**What you need to do**
For the material that follows, list every line containing the word "chopped".

**Dataset**

______________________________

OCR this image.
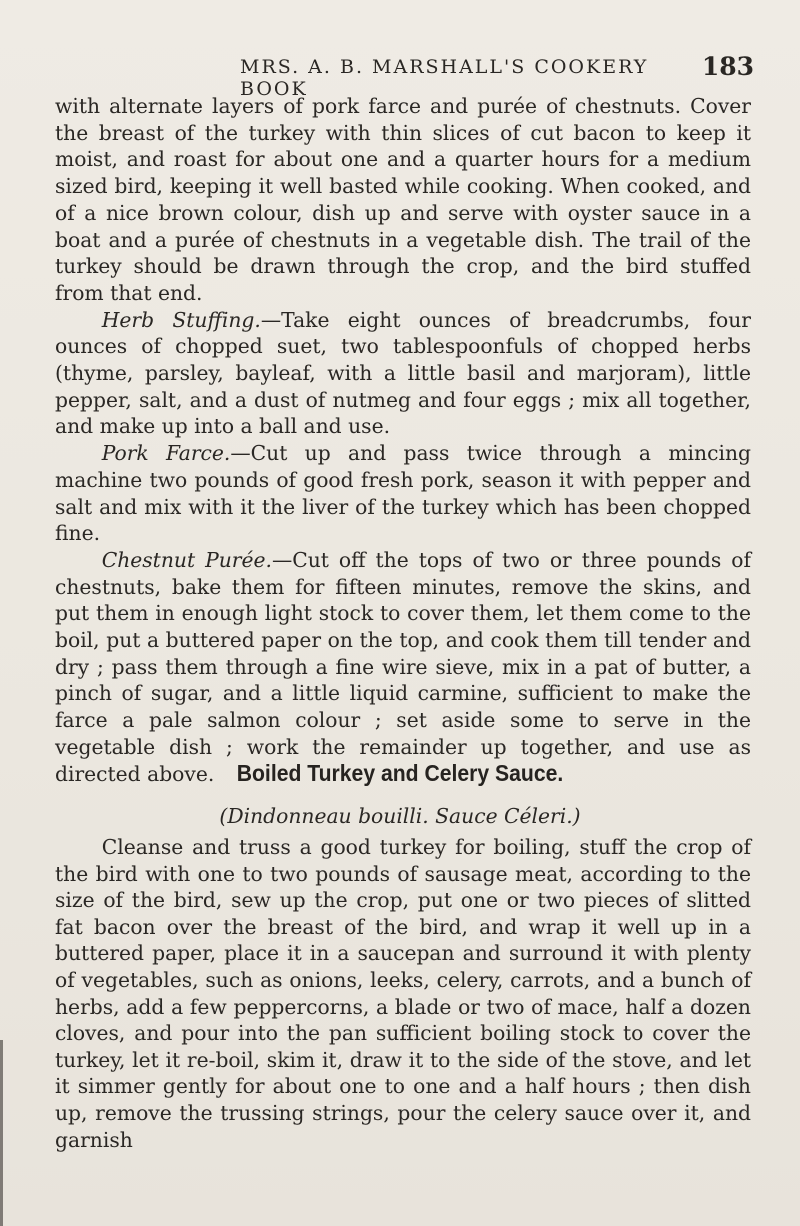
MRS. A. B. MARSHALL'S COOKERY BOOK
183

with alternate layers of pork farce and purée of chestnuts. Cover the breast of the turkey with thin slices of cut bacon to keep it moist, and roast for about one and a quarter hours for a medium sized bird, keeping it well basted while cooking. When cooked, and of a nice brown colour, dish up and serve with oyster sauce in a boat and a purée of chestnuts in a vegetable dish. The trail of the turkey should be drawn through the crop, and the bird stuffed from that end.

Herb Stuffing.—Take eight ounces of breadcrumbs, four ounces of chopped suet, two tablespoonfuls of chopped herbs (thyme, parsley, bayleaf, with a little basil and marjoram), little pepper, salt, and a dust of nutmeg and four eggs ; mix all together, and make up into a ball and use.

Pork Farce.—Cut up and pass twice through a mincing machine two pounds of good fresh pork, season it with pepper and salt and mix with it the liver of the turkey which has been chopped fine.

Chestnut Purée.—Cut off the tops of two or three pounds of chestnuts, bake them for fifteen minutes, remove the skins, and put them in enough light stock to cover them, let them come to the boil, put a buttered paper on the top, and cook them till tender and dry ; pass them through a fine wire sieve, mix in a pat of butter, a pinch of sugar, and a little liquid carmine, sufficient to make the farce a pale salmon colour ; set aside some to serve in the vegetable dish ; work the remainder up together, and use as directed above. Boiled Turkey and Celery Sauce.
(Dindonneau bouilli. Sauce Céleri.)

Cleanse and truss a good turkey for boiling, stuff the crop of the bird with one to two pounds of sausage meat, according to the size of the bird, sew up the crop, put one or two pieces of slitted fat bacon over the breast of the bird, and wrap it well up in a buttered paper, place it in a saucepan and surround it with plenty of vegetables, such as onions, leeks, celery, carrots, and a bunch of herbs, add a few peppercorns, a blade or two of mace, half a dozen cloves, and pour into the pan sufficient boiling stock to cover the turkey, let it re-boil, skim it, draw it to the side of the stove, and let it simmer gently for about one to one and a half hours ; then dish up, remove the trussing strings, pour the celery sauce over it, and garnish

______________________________

**Completed task**
Herb Stuffing.—Take eight ounces of breadcrumbs, four ounces of chopped suet, two tablespoonfuls of chopped herbs (thyme, parsley, bayleaf, with a little basil and marjoram), little pepper, salt, and a dust of nutmeg and four eggs ; mix all together, and make up into a ball and use.
Pork Farce.—Cut up and pass twice through a mincing machine two pounds of good fresh pork, season it with pepper and salt and mix with it the liver of the turkey which has been chopped fine.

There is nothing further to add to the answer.